OBJECTIVE: Every record that follows must be duplicated exactly, with images left out.

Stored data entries
»»

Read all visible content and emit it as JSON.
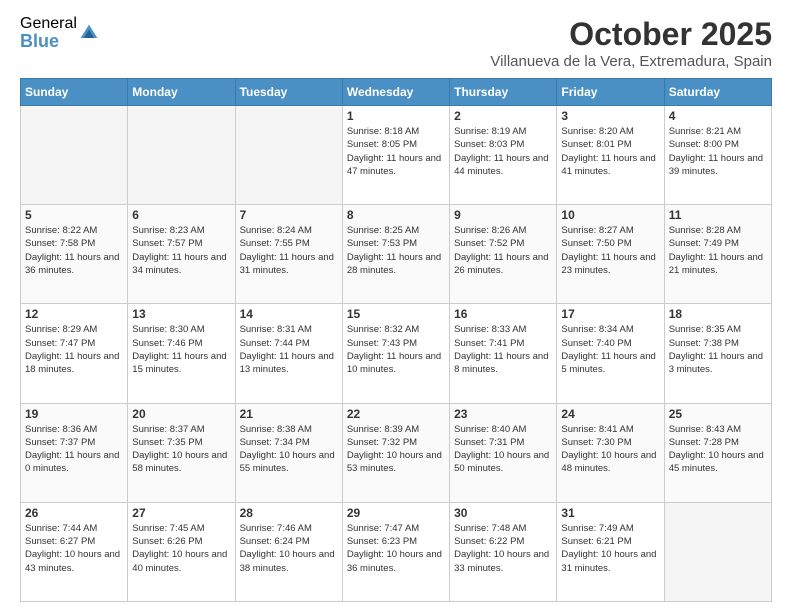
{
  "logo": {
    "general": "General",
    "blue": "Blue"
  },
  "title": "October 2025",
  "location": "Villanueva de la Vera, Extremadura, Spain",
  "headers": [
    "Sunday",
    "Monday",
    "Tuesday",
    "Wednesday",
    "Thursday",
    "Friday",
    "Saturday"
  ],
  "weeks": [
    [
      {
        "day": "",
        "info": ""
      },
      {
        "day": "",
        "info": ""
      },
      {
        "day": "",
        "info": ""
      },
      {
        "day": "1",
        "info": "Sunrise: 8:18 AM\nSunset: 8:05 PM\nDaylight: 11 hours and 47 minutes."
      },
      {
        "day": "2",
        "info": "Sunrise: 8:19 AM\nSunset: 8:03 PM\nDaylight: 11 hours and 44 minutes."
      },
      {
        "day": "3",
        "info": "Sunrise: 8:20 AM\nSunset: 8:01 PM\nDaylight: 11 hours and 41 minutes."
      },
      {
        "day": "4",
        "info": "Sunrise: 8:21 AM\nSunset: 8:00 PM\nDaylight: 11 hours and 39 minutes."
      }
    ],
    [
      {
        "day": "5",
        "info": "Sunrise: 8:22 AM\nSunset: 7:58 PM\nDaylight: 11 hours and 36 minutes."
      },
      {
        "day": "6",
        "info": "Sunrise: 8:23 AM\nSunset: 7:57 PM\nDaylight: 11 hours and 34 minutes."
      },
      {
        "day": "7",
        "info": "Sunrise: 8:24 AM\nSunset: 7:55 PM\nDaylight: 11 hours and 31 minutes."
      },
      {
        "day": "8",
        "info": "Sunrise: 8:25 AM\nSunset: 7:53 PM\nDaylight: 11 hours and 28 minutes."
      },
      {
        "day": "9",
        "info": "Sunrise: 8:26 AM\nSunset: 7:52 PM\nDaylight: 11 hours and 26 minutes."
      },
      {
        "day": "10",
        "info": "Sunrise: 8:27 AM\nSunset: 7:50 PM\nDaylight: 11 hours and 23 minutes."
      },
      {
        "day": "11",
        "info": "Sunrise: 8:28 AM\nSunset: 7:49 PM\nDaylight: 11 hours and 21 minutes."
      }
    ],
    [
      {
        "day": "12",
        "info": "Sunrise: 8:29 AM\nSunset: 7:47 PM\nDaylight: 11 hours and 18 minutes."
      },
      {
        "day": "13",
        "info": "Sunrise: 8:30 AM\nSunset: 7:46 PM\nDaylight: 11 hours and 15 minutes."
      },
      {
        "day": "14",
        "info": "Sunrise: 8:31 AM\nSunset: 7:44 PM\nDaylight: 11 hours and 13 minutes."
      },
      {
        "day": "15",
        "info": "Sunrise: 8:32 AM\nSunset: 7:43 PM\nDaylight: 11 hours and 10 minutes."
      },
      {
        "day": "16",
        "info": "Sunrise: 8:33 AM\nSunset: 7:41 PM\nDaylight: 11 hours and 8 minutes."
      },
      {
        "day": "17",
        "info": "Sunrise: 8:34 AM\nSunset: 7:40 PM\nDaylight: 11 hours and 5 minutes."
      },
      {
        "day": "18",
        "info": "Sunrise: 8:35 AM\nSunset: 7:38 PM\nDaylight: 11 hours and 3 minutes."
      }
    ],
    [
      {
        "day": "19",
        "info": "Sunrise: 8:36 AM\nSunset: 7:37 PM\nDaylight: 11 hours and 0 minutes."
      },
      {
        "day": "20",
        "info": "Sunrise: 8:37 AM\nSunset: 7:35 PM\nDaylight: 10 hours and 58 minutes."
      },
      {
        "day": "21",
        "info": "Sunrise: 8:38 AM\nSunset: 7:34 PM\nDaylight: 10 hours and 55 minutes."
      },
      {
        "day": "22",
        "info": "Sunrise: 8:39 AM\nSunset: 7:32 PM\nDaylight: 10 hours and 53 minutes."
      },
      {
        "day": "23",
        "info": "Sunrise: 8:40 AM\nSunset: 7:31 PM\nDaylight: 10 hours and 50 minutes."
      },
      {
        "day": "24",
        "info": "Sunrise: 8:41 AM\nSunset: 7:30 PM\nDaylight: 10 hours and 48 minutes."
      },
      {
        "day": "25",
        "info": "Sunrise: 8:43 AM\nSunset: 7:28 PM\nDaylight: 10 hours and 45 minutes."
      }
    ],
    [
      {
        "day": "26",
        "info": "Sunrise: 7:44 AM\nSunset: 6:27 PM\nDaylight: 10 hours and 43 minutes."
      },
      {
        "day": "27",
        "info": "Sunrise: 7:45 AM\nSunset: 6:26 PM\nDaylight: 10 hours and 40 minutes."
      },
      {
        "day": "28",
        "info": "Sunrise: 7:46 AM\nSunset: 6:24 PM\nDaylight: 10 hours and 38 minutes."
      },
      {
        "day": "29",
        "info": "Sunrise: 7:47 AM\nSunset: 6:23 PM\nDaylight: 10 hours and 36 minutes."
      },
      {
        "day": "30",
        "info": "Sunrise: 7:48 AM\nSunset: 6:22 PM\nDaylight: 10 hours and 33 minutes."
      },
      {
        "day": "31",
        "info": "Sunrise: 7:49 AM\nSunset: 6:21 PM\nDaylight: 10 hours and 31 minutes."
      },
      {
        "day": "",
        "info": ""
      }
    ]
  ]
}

««

EXERCISE OUTPUT:
Read all visible content and emit it as JSON.
{
  "logo": {
    "general": "General",
    "blue": "Blue"
  },
  "title": "October 2025",
  "location": "Villanueva de la Vera, Extremadura, Spain",
  "headers": [
    "Sunday",
    "Monday",
    "Tuesday",
    "Wednesday",
    "Thursday",
    "Friday",
    "Saturday"
  ],
  "weeks": [
    [
      {
        "day": "",
        "info": ""
      },
      {
        "day": "",
        "info": ""
      },
      {
        "day": "",
        "info": ""
      },
      {
        "day": "1",
        "info": "Sunrise: 8:18 AM\nSunset: 8:05 PM\nDaylight: 11 hours and 47 minutes."
      },
      {
        "day": "2",
        "info": "Sunrise: 8:19 AM\nSunset: 8:03 PM\nDaylight: 11 hours and 44 minutes."
      },
      {
        "day": "3",
        "info": "Sunrise: 8:20 AM\nSunset: 8:01 PM\nDaylight: 11 hours and 41 minutes."
      },
      {
        "day": "4",
        "info": "Sunrise: 8:21 AM\nSunset: 8:00 PM\nDaylight: 11 hours and 39 minutes."
      }
    ],
    [
      {
        "day": "5",
        "info": "Sunrise: 8:22 AM\nSunset: 7:58 PM\nDaylight: 11 hours and 36 minutes."
      },
      {
        "day": "6",
        "info": "Sunrise: 8:23 AM\nSunset: 7:57 PM\nDaylight: 11 hours and 34 minutes."
      },
      {
        "day": "7",
        "info": "Sunrise: 8:24 AM\nSunset: 7:55 PM\nDaylight: 11 hours and 31 minutes."
      },
      {
        "day": "8",
        "info": "Sunrise: 8:25 AM\nSunset: 7:53 PM\nDaylight: 11 hours and 28 minutes."
      },
      {
        "day": "9",
        "info": "Sunrise: 8:26 AM\nSunset: 7:52 PM\nDaylight: 11 hours and 26 minutes."
      },
      {
        "day": "10",
        "info": "Sunrise: 8:27 AM\nSunset: 7:50 PM\nDaylight: 11 hours and 23 minutes."
      },
      {
        "day": "11",
        "info": "Sunrise: 8:28 AM\nSunset: 7:49 PM\nDaylight: 11 hours and 21 minutes."
      }
    ],
    [
      {
        "day": "12",
        "info": "Sunrise: 8:29 AM\nSunset: 7:47 PM\nDaylight: 11 hours and 18 minutes."
      },
      {
        "day": "13",
        "info": "Sunrise: 8:30 AM\nSunset: 7:46 PM\nDaylight: 11 hours and 15 minutes."
      },
      {
        "day": "14",
        "info": "Sunrise: 8:31 AM\nSunset: 7:44 PM\nDaylight: 11 hours and 13 minutes."
      },
      {
        "day": "15",
        "info": "Sunrise: 8:32 AM\nSunset: 7:43 PM\nDaylight: 11 hours and 10 minutes."
      },
      {
        "day": "16",
        "info": "Sunrise: 8:33 AM\nSunset: 7:41 PM\nDaylight: 11 hours and 8 minutes."
      },
      {
        "day": "17",
        "info": "Sunrise: 8:34 AM\nSunset: 7:40 PM\nDaylight: 11 hours and 5 minutes."
      },
      {
        "day": "18",
        "info": "Sunrise: 8:35 AM\nSunset: 7:38 PM\nDaylight: 11 hours and 3 minutes."
      }
    ],
    [
      {
        "day": "19",
        "info": "Sunrise: 8:36 AM\nSunset: 7:37 PM\nDaylight: 11 hours and 0 minutes."
      },
      {
        "day": "20",
        "info": "Sunrise: 8:37 AM\nSunset: 7:35 PM\nDaylight: 10 hours and 58 minutes."
      },
      {
        "day": "21",
        "info": "Sunrise: 8:38 AM\nSunset: 7:34 PM\nDaylight: 10 hours and 55 minutes."
      },
      {
        "day": "22",
        "info": "Sunrise: 8:39 AM\nSunset: 7:32 PM\nDaylight: 10 hours and 53 minutes."
      },
      {
        "day": "23",
        "info": "Sunrise: 8:40 AM\nSunset: 7:31 PM\nDaylight: 10 hours and 50 minutes."
      },
      {
        "day": "24",
        "info": "Sunrise: 8:41 AM\nSunset: 7:30 PM\nDaylight: 10 hours and 48 minutes."
      },
      {
        "day": "25",
        "info": "Sunrise: 8:43 AM\nSunset: 7:28 PM\nDaylight: 10 hours and 45 minutes."
      }
    ],
    [
      {
        "day": "26",
        "info": "Sunrise: 7:44 AM\nSunset: 6:27 PM\nDaylight: 10 hours and 43 minutes."
      },
      {
        "day": "27",
        "info": "Sunrise: 7:45 AM\nSunset: 6:26 PM\nDaylight: 10 hours and 40 minutes."
      },
      {
        "day": "28",
        "info": "Sunrise: 7:46 AM\nSunset: 6:24 PM\nDaylight: 10 hours and 38 minutes."
      },
      {
        "day": "29",
        "info": "Sunrise: 7:47 AM\nSunset: 6:23 PM\nDaylight: 10 hours and 36 minutes."
      },
      {
        "day": "30",
        "info": "Sunrise: 7:48 AM\nSunset: 6:22 PM\nDaylight: 10 hours and 33 minutes."
      },
      {
        "day": "31",
        "info": "Sunrise: 7:49 AM\nSunset: 6:21 PM\nDaylight: 10 hours and 31 minutes."
      },
      {
        "day": "",
        "info": ""
      }
    ]
  ]
}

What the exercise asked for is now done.